Job.
Find every line in the records below that holds the word "Shrink" and copy it.

Data shown.
— Start —

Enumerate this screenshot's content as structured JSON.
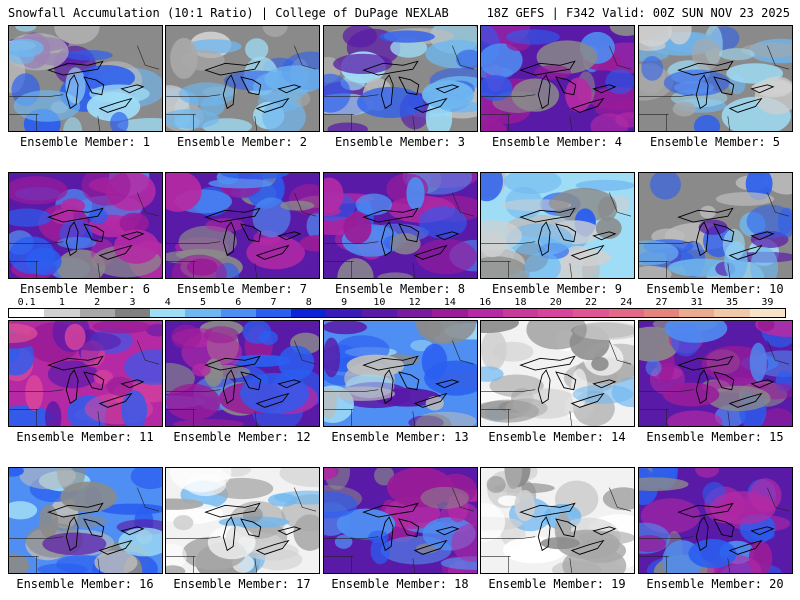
{
  "header": {
    "left_title": "Snowfall Accumulation (10:1 Ratio) | College of DuPage NEXLAB",
    "right_title": "18Z GEFS | F342 Valid: 00Z SUN NOV 23 2025"
  },
  "colorbar": {
    "ticks": [
      "0.1",
      "1",
      "2",
      "3",
      "4",
      "5",
      "6",
      "7",
      "8",
      "9",
      "10",
      "12",
      "14",
      "16",
      "18",
      "20",
      "22",
      "24",
      "27",
      "31",
      "35",
      "39"
    ],
    "colors": [
      "#ffffff",
      "#d0d0d0",
      "#a8a8a8",
      "#808080",
      "#9fdcf5",
      "#6fb7f0",
      "#4f8ef2",
      "#2a5ef0",
      "#0b24d8",
      "#3a1ab8",
      "#5a1aa8",
      "#7a1a9c",
      "#9a1c98",
      "#b52aa4",
      "#c83a9a",
      "#d8449c",
      "#e05592",
      "#e06a88",
      "#e4847c",
      "#ebab8e",
      "#f2c9a8",
      "#f7e3c8"
    ]
  },
  "members": [
    {
      "label": "Ensemble Member: 1",
      "dominant": "mixed"
    },
    {
      "label": "Ensemble Member: 2",
      "dominant": "gray"
    },
    {
      "label": "Ensemble Member: 3",
      "dominant": "mixed"
    },
    {
      "label": "Ensemble Member: 4",
      "dominant": "purple"
    },
    {
      "label": "Ensemble Member: 5",
      "dominant": "gray"
    },
    {
      "label": "Ensemble Member: 6",
      "dominant": "purple"
    },
    {
      "label": "Ensemble Member: 7",
      "dominant": "purple"
    },
    {
      "label": "Ensemble Member: 8",
      "dominant": "purple"
    },
    {
      "label": "Ensemble Member: 9",
      "dominant": "light"
    },
    {
      "label": "Ensemble Member: 10",
      "dominant": "mixed"
    },
    {
      "label": "Ensemble Member: 11",
      "dominant": "magenta"
    },
    {
      "label": "Ensemble Member: 12",
      "dominant": "purple"
    },
    {
      "label": "Ensemble Member: 13",
      "dominant": "blue"
    },
    {
      "label": "Ensemble Member: 14",
      "dominant": "white"
    },
    {
      "label": "Ensemble Member: 15",
      "dominant": "purple"
    },
    {
      "label": "Ensemble Member: 16",
      "dominant": "blue"
    },
    {
      "label": "Ensemble Member: 17",
      "dominant": "white"
    },
    {
      "label": "Ensemble Member: 18",
      "dominant": "purple"
    },
    {
      "label": "Ensemble Member: 19",
      "dominant": "white"
    },
    {
      "label": "Ensemble Member: 20",
      "dominant": "purple"
    }
  ]
}
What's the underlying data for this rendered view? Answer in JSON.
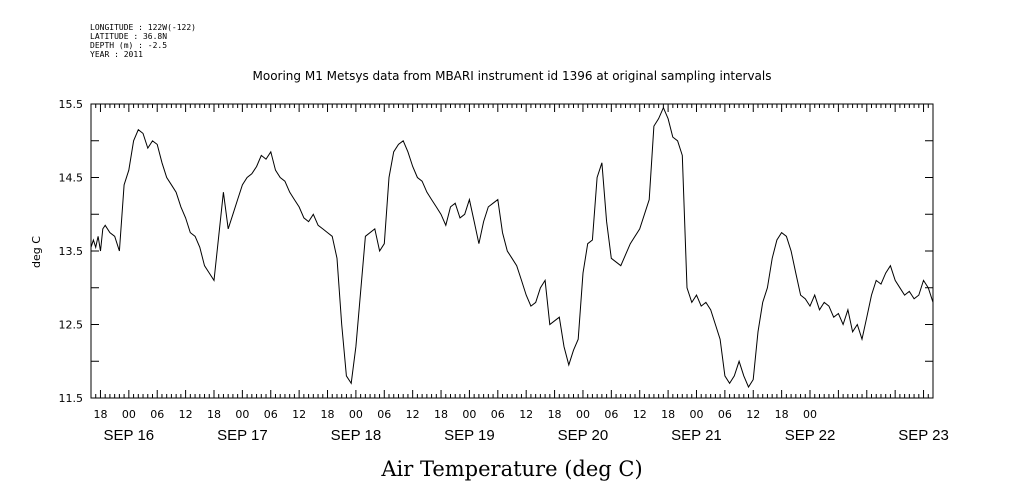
{
  "header": {
    "longitude": "LONGITUDE : 122W(-122)",
    "latitude": "LATITUDE : 36.8N",
    "depth": "DEPTH (m) : -2.5",
    "year": "YEAR : 2011"
  },
  "chart_data": {
    "type": "line",
    "title": "Mooring M1 Metsys data from MBARI instrument id 1396 at original sampling intervals",
    "xlabel": "Air Temperature (deg C)",
    "ylabel": "deg C",
    "ylim": [
      11.5,
      15.5
    ],
    "yticks": [
      "15.5",
      "14.5",
      "13.5",
      "12.5",
      "11.5"
    ],
    "xlim_hours": [
      -8,
      170
    ],
    "hour_tick_labels": [
      "18",
      "00",
      "06",
      "12",
      "18",
      "00",
      "06",
      "12",
      "18",
      "00",
      "06",
      "12",
      "18",
      "00",
      "06",
      "12",
      "18",
      "00",
      "06",
      "12",
      "18",
      "00",
      "06",
      "12",
      "18",
      "00"
    ],
    "date_labels": [
      "SEP 16",
      "SEP 17",
      "SEP 18",
      "SEP 19",
      "SEP 20",
      "SEP 21",
      "SEP 22",
      "SEP 23"
    ],
    "grid": false,
    "series": [
      {
        "x": [
          -8,
          -7.5,
          -7,
          -6.5,
          -6,
          -5.5,
          -5,
          -4,
          -3,
          -2,
          -1,
          0,
          1,
          2,
          3,
          4,
          5,
          6,
          7,
          8,
          9,
          10,
          11,
          12,
          13,
          14,
          15,
          16,
          17,
          18,
          19,
          20,
          21,
          22,
          23,
          24,
          25,
          26,
          27,
          28,
          29,
          30,
          31,
          32,
          33,
          34,
          35,
          36,
          37,
          38,
          39,
          40,
          41,
          42,
          43,
          44,
          45,
          46,
          47,
          48,
          50,
          52,
          53,
          54,
          55,
          56,
          57,
          58,
          59,
          60,
          61,
          62,
          63,
          64,
          65,
          66,
          67,
          68,
          69,
          70,
          71,
          72,
          73,
          74,
          75,
          76,
          77,
          78,
          79,
          80,
          81,
          82,
          83,
          84,
          85,
          86,
          87,
          88,
          89,
          90,
          91,
          92,
          93,
          94,
          95,
          96,
          97,
          98,
          99,
          100,
          101,
          102,
          104,
          106,
          108,
          110,
          111,
          112,
          113,
          114,
          115,
          116,
          117,
          118,
          119,
          120,
          121,
          122,
          123,
          124,
          125,
          126,
          127,
          128,
          129,
          130,
          131,
          132,
          133,
          134,
          135,
          136,
          137,
          138,
          139,
          140,
          141,
          142,
          143,
          144,
          145,
          146,
          147,
          148,
          149,
          150,
          151,
          152,
          153,
          154,
          155,
          156,
          157,
          158,
          159,
          160,
          161,
          162,
          163,
          164,
          165,
          166,
          167,
          168,
          169,
          170
        ],
        "y": [
          13.55,
          13.65,
          13.55,
          13.7,
          13.5,
          13.8,
          13.85,
          13.75,
          13.7,
          13.5,
          14.4,
          14.6,
          15.0,
          15.15,
          15.1,
          14.9,
          15.0,
          14.95,
          14.7,
          14.5,
          14.4,
          14.3,
          14.1,
          13.95,
          13.75,
          13.7,
          13.55,
          13.3,
          13.2,
          13.1,
          13.7,
          14.3,
          13.8,
          14.0,
          14.2,
          14.4,
          14.5,
          14.55,
          14.65,
          14.8,
          14.75,
          14.85,
          14.6,
          14.5,
          14.45,
          14.3,
          14.2,
          14.1,
          13.95,
          13.9,
          14.0,
          13.85,
          13.8,
          13.75,
          13.7,
          13.4,
          12.5,
          11.8,
          11.7,
          12.2,
          13.7,
          13.8,
          13.5,
          13.6,
          14.5,
          14.85,
          14.95,
          15.0,
          14.85,
          14.65,
          14.5,
          14.45,
          14.3,
          14.2,
          14.1,
          14.0,
          13.85,
          14.1,
          14.15,
          13.95,
          14.0,
          14.2,
          13.9,
          13.6,
          13.9,
          14.1,
          14.15,
          14.2,
          13.75,
          13.5,
          13.4,
          13.3,
          13.1,
          12.9,
          12.75,
          12.8,
          13.0,
          13.1,
          12.5,
          12.55,
          12.6,
          12.2,
          11.95,
          12.15,
          12.3,
          13.2,
          13.6,
          13.65,
          14.5,
          14.7,
          13.9,
          13.4,
          13.3,
          13.6,
          13.8,
          14.2,
          15.2,
          15.3,
          15.45,
          15.3,
          15.05,
          15.0,
          14.8,
          13.0,
          12.8,
          12.9,
          12.75,
          12.8,
          12.7,
          12.5,
          12.3,
          11.8,
          11.7,
          11.8,
          12.0,
          11.8,
          11.65,
          11.75,
          12.4,
          12.8,
          13.0,
          13.4,
          13.65,
          13.75,
          13.7,
          13.5,
          13.2,
          12.9,
          12.85,
          12.75,
          12.9,
          12.7,
          12.8,
          12.75,
          12.6,
          12.65,
          12.5,
          12.7,
          12.4,
          12.5,
          12.3,
          12.6,
          12.9,
          13.1,
          13.05,
          13.2,
          13.3,
          13.1,
          13.0,
          12.9,
          12.95,
          12.85,
          12.9,
          13.1,
          13.0,
          12.8
        ]
      }
    ]
  }
}
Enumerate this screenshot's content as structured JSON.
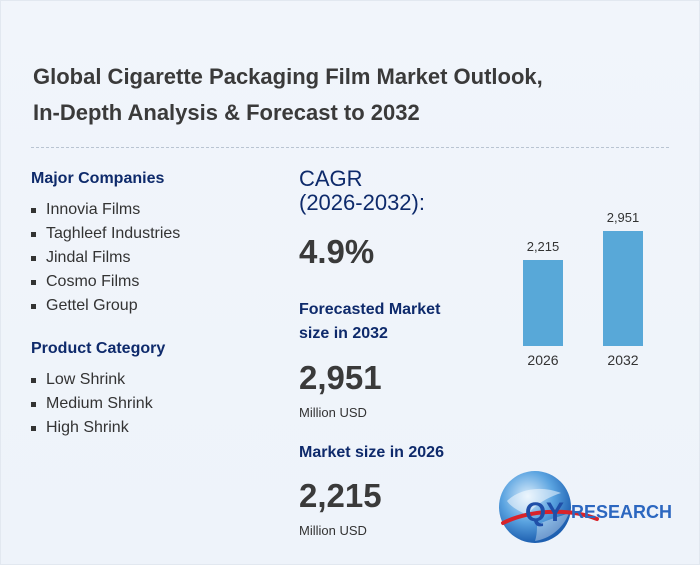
{
  "title_line1": "Global Cigarette Packaging Film Market Outlook,",
  "title_line2": "In-Depth Analysis & Forecast to 2032",
  "major_companies": {
    "heading": "Major Companies",
    "items": [
      "Innovia Films",
      "Taghleef Industries",
      "Jindal Films",
      "Cosmo Films",
      "Gettel Group"
    ]
  },
  "product_category": {
    "heading": "Product Category",
    "items": [
      "Low Shrink",
      "Medium Shrink",
      "High Shrink"
    ]
  },
  "cagr": {
    "label_line1": "CAGR",
    "label_line2": "(2026-2032):",
    "value": "4.9%"
  },
  "forecast": {
    "label_line1": "Forecasted Market",
    "label_line2": "size in 2032",
    "value": "2,951",
    "unit": "Million USD"
  },
  "market_2026": {
    "label": "Market size in 2026",
    "value": "2,215",
    "unit": "Million USD"
  },
  "chart_data": {
    "type": "bar",
    "categories": [
      "2026",
      "2032"
    ],
    "values": [
      2215,
      2951
    ],
    "value_labels": [
      "2,215",
      "2,951"
    ],
    "ylim": [
      0,
      3500
    ],
    "bar_color": "#58a8d8"
  },
  "logo": {
    "text_qy": "QY",
    "text_research": "RESEARCH",
    "qy_color": "#1f4fa8",
    "research_color": "#2c67c0"
  }
}
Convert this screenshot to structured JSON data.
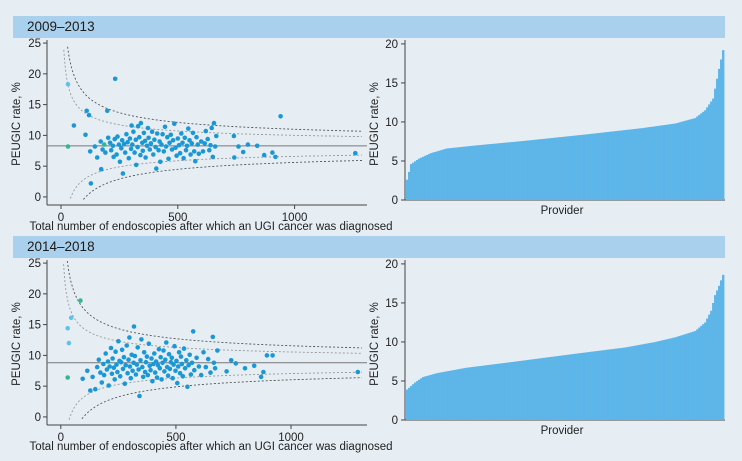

— End —

Output of the exercise.
      "Low Shrink",
      "Medium Shrink",
      "High Shrink"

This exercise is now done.